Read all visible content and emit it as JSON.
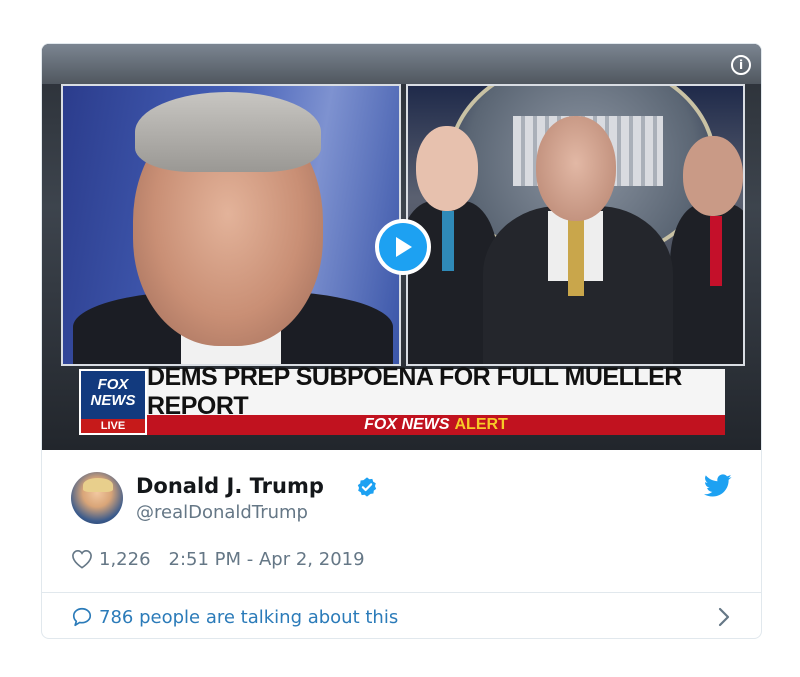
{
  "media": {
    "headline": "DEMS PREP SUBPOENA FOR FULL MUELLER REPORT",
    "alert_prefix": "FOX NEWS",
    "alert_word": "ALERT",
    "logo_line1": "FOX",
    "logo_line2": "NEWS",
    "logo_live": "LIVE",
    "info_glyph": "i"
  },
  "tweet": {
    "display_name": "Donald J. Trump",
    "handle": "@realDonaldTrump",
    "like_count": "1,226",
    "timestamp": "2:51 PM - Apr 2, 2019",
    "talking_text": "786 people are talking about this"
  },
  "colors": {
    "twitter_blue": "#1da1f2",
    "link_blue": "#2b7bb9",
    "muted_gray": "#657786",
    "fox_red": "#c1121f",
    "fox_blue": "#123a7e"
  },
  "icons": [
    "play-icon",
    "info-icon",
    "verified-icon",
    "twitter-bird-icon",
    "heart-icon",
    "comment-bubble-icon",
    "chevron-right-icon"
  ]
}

WHAT IS NEEDED -> Your task is to return the entries above exactly, with no pictures.

EXERCISE OUTPUT ->
Read all visible content and emit it as JSON.
{
  "media": {
    "headline": "DEMS PREP SUBPOENA FOR FULL MUELLER REPORT",
    "alert_prefix": "FOX NEWS",
    "alert_word": "ALERT",
    "logo_line1": "FOX",
    "logo_line2": "NEWS",
    "logo_live": "LIVE",
    "info_glyph": "i"
  },
  "tweet": {
    "display_name": "Donald J. Trump",
    "handle": "@realDonaldTrump",
    "like_count": "1,226",
    "timestamp": "2:51 PM - Apr 2, 2019",
    "talking_text": "786 people are talking about this"
  },
  "colors": {
    "twitter_blue": "#1da1f2",
    "link_blue": "#2b7bb9",
    "muted_gray": "#657786",
    "fox_red": "#c1121f",
    "fox_blue": "#123a7e"
  },
  "icons": [
    "play-icon",
    "info-icon",
    "verified-icon",
    "twitter-bird-icon",
    "heart-icon",
    "comment-bubble-icon",
    "chevron-right-icon"
  ]
}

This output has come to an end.